__Stored data__.
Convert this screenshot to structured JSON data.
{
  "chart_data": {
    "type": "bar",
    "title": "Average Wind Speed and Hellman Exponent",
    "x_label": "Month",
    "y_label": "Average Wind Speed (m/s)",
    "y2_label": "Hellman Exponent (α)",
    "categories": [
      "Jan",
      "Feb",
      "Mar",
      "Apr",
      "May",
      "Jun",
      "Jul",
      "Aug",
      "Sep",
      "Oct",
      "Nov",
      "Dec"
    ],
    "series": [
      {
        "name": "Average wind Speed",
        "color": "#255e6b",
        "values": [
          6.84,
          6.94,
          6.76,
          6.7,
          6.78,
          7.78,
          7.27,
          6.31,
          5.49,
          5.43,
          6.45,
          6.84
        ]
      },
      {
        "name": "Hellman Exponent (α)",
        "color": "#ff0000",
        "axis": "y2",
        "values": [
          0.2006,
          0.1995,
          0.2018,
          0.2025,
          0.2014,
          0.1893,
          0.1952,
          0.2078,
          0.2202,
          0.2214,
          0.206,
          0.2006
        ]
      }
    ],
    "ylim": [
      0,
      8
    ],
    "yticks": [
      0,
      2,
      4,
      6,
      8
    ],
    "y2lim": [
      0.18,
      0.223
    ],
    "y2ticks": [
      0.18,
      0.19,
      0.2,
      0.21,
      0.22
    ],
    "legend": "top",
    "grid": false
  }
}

__Stated exercise__.
Each line of the data that includes the word "Exponent" counts once; report the total and nothing more.

__Written answer__.
3